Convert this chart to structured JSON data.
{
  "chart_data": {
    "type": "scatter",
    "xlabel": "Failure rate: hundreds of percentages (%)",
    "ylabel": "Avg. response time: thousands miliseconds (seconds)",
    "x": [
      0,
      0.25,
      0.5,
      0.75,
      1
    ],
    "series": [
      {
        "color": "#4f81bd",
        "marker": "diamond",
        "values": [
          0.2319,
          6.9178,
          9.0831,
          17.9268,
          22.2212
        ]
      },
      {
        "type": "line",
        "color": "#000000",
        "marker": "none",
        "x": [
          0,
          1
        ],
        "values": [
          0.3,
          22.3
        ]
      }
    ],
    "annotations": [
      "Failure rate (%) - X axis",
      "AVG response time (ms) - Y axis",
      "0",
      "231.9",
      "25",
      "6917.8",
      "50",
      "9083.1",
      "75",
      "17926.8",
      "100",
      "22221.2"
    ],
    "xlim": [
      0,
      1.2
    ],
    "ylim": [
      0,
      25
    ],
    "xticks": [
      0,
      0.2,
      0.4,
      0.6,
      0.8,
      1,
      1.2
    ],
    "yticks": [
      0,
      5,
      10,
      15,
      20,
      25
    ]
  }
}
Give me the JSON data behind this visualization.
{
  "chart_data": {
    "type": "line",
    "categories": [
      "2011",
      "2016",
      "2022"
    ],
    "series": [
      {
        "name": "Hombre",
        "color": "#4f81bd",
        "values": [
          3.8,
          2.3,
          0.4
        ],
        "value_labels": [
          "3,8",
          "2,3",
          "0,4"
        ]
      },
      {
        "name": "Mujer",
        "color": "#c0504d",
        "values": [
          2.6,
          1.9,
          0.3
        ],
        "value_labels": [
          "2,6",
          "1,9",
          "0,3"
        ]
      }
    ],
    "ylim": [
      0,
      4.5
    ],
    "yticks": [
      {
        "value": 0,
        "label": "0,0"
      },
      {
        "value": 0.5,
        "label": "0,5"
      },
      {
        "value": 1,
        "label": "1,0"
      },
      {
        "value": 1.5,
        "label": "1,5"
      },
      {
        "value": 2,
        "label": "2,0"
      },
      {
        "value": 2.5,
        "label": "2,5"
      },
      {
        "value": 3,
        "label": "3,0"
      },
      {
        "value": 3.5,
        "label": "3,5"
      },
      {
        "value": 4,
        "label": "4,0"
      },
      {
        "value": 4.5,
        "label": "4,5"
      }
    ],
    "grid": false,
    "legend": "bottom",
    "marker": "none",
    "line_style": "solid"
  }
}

# What the exercise asks
Pick out each line containing the string "axis" and copy it.

# Reply
      "Failure rate (%) - X axis",
      "AVG response time (ms) - Y axis",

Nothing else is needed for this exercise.